What to do:
• 1. In the post about the Champlain Towers South lawsuits, what did the family present in the judge's courtroom?
• 2. Decide whether each statement agrees with the post about the Champlain Towers South lawsuits: (a) The lawsuits proceed in two stages. (b) Before the courtroom appearance, the family had often shared their feelings about the loss with people outside the family. (c) The writer found the experience cathartic in the end.
• 3. Extend the post about the Champlain Towers South lawsuits, beginning after its final sentence.

Text provided:
…and I’m sorry for the dearth of posts for -gasp- something like a month now!
The past month has been, emotionally exhausting.
Issues regarding the collapse of Champlain Towers South -and the death, among others, of my parents- has moved to its end stages, and the family and I have been incredibly busy getting everything readied.
There are two stages to the various lawsuits: First is the value of the lost property itself. The owners and heirs of the apartments are entitled to a portion of the sale value of the property and we needed to provide paperwork verifying our status as heirs. This was known for a while now, but things need to be signed and verified nontheless.
The second part of this is the wrongful death lawsuit, which involved filling out the paperwork for the deaths of my parents along with writing testimonials of what they meant to us. We also made an appointment with the judge who is handling the whole situation and, in his courtroom last week, presented their life story and what they meant to us.
It was, to say the least, a difficult thing to do. There was no telling how it would go and how coherent we would be. This was the first time, truthfully, we expressed our feelings about our losses outside of our family and… it was tough.
Tough but, in the end, cathartic.
I was proud of my sisters and their families. I was proud of my own family. We presented our feelings and memories and I believe we did well in telling the judge who our parents were and what they meant to us as well as the unimaginable horror of this loss.

Entries supplied:
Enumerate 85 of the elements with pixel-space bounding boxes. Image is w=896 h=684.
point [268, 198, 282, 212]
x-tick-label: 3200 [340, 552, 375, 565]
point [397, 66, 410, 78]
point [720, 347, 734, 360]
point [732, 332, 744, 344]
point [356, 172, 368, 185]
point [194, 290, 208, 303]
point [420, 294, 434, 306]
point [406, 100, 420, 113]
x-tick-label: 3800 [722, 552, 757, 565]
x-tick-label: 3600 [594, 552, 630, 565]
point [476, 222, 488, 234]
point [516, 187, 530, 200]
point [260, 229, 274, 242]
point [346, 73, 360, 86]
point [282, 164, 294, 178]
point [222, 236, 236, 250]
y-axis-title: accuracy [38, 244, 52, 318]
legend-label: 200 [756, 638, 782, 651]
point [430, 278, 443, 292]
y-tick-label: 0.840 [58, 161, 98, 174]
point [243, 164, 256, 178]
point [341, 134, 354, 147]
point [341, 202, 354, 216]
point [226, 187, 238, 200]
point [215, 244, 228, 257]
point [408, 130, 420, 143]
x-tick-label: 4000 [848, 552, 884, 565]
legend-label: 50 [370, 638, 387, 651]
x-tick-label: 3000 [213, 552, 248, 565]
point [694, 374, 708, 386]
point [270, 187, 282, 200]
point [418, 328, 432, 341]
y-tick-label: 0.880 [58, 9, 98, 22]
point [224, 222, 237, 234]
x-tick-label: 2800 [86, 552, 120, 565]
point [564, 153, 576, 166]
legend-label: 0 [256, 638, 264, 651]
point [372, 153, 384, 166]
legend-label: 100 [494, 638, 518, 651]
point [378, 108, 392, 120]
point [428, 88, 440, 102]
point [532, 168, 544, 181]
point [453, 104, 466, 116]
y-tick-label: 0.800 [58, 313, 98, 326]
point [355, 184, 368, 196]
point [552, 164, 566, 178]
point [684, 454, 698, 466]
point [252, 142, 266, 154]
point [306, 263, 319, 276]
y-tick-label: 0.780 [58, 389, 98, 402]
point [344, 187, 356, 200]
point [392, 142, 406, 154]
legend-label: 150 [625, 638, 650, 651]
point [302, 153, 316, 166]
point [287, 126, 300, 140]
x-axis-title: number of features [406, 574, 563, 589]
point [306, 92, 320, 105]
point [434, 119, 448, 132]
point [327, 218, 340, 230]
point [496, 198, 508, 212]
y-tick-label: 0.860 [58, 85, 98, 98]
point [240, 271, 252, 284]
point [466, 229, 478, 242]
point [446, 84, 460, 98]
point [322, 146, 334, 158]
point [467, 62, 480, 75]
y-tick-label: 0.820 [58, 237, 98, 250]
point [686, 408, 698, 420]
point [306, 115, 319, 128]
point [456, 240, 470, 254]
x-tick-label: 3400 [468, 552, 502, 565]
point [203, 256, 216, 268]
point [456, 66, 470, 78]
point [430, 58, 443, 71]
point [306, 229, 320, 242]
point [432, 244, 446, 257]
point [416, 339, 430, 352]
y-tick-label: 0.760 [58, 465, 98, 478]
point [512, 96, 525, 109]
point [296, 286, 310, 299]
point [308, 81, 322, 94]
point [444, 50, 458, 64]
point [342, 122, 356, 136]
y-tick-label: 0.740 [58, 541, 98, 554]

Answers to the tasks:
• 1. They presented their parents' life story and what their parents meant to them.

• 2.
(a) Yes: "There are two stages to the various lawsuits"
(b) No: "This was the first time, truthfully, we expressed our feelings about our losses outside of our family"
(c) Yes: "Tough but, in the end, cathartic."

• 3.
So we did it, and now we sit back and wait to see what happens.
There are those out there who have speculated all the relatives/heirs of those lost in Champlain are going to get a big payoff, as if the money somehow will justify the horror we’ve gone through.
It may be a good amount. It may indeed wind up being a very big amount.
And I just don’t know how I feel about it.
Because there doesn’t pass a moment where I think about a world where my parents are still alive and most of their possessions aren’t lost in the rubble of the collapse of Champlain Towers.
In the afterwards to my latest novel, The Ebb of Time, I wrote this:
As cliched and silly as it sounds, I urge everyone out there reading these words to take a moment of time and hug your loved ones or, if you can’t, at least reach out and tell them you love them.
Things can change dramatically from one moment to the next.
Don’t leave things unsaid and, as my father used to say, please, please enjoy your day.
I do hope everyone out there has a good day.